> Task description:
Would you transcribe all of the data exactly, down to the last character?

(Stored entries)
□ □ □
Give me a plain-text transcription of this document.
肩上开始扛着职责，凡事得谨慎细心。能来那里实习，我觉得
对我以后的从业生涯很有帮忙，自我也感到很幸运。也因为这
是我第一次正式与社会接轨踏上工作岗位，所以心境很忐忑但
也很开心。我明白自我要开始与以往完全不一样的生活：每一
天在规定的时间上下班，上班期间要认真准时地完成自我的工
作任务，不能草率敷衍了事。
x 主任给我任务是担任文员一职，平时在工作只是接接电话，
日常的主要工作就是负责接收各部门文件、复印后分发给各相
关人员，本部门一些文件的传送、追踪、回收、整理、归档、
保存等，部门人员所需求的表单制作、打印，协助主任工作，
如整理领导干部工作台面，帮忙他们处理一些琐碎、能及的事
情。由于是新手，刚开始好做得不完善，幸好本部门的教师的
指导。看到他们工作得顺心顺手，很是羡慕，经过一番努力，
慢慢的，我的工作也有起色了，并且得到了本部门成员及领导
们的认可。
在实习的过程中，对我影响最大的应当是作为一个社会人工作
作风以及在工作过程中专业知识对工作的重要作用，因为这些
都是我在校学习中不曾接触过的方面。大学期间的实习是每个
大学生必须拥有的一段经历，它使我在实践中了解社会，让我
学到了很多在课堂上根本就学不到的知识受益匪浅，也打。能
□ □ □
> Answer to the exercise:
Give me a plain-text transcription of this document.
肩上开始扛着职责，凡事得谨慎细心。能来那里实习，我觉得
对我以后的从业生涯很有帮忙，自我也感到很幸运。也因为这
是我第一次正式与社会接轨踏上工作岗位，所以心境很忐忑但
也很开心。我明白自我要开始与以往完全不一样的生活：每一
天在规定的时间上下班，上班期间要认真准时地完成自我的工
作任务，不能草率敷衍了事。
x 主任给我任务是担任文员一职，平时在工作只是接接电话，
日常的主要工作就是负责接收各部门文件、复印后分发给各相
关人员，本部门一些文件的传送、追踪、回收、整理、归档、
保存等，部门人员所需求的表单制作、打印，协助主任工作，
如整理领导干部工作台面，帮忙他们处理一些琐碎、能及的事
情。由于是新手，刚开始好做得不完善，幸好本部门的教师的
指导。看到他们工作得顺心顺手，很是羡慕，经过一番努力，
慢慢的，我的工作也有起色了，并且得到了本部门成员及领导
们的认可。
在实习的过程中，对我影响最大的应当是作为一个社会人工作
作风以及在工作过程中专业知识对工作的重要作用，因为这些
都是我在校学习中不曾接触过的方面。大学期间的实习是每个
大学生必须拥有的一段经历，它使我在实践中了解社会，让我
学到了很多在课堂上根本就学不到的知识受益匪浅，也打。能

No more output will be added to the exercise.